◆ **Material provided**:

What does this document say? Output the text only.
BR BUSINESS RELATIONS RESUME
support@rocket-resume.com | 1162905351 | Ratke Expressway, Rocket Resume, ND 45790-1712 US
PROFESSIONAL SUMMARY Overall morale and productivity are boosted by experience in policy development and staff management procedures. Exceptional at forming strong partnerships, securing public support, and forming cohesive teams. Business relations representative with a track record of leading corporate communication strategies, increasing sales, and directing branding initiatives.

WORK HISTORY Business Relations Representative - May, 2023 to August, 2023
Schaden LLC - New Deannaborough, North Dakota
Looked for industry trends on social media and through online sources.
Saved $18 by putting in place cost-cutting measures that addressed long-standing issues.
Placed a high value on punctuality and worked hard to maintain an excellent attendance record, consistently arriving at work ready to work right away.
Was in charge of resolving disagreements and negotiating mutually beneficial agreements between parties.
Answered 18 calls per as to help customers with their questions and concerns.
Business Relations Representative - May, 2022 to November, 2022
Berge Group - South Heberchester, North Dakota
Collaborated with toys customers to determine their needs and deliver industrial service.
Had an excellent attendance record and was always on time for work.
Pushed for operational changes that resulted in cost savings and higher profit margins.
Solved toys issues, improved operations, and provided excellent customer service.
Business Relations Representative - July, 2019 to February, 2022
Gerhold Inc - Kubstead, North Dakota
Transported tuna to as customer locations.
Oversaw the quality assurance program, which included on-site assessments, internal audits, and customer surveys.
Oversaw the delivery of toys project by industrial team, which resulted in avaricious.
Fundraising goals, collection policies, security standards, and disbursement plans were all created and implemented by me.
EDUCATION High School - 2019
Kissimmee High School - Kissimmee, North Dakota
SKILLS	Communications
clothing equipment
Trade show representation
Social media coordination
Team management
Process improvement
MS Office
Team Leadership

◆ **Stated problem**:
Search the data for "issues" and list every line in which it occurs.

◆ **Exercise solution**:
Saved $18 by putting in place cost-cutting measures that addressed long-standing issues.
Solved toys issues, improved operations, and provided excellent customer service.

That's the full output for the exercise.